» Element box annotations
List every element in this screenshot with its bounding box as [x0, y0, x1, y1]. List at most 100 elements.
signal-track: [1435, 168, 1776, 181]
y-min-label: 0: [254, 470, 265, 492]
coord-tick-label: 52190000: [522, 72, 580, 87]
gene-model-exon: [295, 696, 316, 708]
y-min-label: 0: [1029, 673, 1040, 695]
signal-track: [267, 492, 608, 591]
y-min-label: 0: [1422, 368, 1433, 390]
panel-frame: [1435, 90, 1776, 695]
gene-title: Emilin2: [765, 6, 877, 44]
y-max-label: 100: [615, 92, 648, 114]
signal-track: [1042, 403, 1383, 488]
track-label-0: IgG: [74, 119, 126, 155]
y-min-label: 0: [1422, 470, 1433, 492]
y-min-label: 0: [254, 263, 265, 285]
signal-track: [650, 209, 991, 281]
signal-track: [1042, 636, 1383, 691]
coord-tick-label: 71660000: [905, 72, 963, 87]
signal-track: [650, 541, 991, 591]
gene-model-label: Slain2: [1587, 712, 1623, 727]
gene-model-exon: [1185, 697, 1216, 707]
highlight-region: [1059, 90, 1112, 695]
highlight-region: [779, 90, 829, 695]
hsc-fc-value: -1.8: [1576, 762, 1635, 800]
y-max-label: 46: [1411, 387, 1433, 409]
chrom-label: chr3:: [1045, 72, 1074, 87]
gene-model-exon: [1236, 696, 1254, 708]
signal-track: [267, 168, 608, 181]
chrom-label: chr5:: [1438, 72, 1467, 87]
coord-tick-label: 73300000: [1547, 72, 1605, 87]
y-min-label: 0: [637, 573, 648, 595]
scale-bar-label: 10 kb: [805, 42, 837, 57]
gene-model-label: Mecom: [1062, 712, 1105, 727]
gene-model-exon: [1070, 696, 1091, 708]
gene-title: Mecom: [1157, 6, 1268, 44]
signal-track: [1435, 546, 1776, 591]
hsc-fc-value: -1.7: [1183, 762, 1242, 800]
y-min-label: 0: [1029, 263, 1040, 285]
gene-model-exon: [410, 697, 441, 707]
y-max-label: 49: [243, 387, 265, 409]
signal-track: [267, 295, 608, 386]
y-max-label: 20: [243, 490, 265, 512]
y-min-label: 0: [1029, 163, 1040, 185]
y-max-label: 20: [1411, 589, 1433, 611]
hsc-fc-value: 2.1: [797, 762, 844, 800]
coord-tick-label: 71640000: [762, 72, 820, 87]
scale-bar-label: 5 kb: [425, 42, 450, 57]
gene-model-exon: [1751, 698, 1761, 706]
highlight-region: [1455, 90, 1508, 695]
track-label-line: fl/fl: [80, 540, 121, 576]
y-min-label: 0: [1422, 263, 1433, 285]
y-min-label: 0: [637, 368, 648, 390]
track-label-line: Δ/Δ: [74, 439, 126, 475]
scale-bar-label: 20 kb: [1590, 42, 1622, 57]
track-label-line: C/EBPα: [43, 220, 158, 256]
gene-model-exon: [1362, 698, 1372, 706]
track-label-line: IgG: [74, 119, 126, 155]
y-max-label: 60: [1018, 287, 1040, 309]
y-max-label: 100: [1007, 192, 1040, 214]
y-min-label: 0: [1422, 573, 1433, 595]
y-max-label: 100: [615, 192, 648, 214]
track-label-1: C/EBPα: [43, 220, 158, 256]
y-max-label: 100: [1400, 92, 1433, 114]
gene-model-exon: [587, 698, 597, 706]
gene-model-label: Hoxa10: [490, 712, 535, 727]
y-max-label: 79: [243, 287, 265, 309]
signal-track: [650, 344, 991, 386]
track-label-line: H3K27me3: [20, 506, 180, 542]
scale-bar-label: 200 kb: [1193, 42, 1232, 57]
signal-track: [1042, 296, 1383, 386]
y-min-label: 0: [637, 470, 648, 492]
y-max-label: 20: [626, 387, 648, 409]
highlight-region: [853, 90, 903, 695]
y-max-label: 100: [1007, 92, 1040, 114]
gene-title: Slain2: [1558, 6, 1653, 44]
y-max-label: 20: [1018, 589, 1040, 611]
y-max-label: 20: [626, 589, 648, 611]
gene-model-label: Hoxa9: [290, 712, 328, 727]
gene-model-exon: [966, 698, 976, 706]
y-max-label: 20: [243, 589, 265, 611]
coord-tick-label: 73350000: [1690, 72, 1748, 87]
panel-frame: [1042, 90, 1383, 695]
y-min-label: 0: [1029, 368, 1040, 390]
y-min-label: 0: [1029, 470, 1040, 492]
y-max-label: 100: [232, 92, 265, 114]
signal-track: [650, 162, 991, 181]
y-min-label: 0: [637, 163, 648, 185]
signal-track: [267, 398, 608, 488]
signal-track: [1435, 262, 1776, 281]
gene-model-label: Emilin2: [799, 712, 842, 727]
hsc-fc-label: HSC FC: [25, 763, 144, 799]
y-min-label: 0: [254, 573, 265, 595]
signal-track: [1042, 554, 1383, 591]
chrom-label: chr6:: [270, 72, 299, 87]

» Written problem
Reproduce the items word for word, from the first line through the line containing "signal-track: [650, 541, 991, 591]", including both of those lines.

» Complete answer
List every element in this screenshot with its bounding box as [x0, y0, x1, y1]. List at most 100 elements.
signal-track: [1435, 168, 1776, 181]
y-min-label: 0: [254, 470, 265, 492]
coord-tick-label: 52190000: [522, 72, 580, 87]
gene-model-exon: [295, 696, 316, 708]
y-min-label: 0: [1029, 673, 1040, 695]
signal-track: [267, 492, 608, 591]
y-min-label: 0: [1422, 368, 1433, 390]
panel-frame: [1435, 90, 1776, 695]
gene-title: Emilin2: [765, 6, 877, 44]
y-max-label: 100: [615, 92, 648, 114]
signal-track: [1042, 403, 1383, 488]
track-label-0: IgG: [74, 119, 126, 155]
y-min-label: 0: [1422, 470, 1433, 492]
y-min-label: 0: [254, 263, 265, 285]
signal-track: [650, 209, 991, 281]
signal-track: [1042, 636, 1383, 691]
coord-tick-label: 71660000: [905, 72, 963, 87]
signal-track: [650, 541, 991, 591]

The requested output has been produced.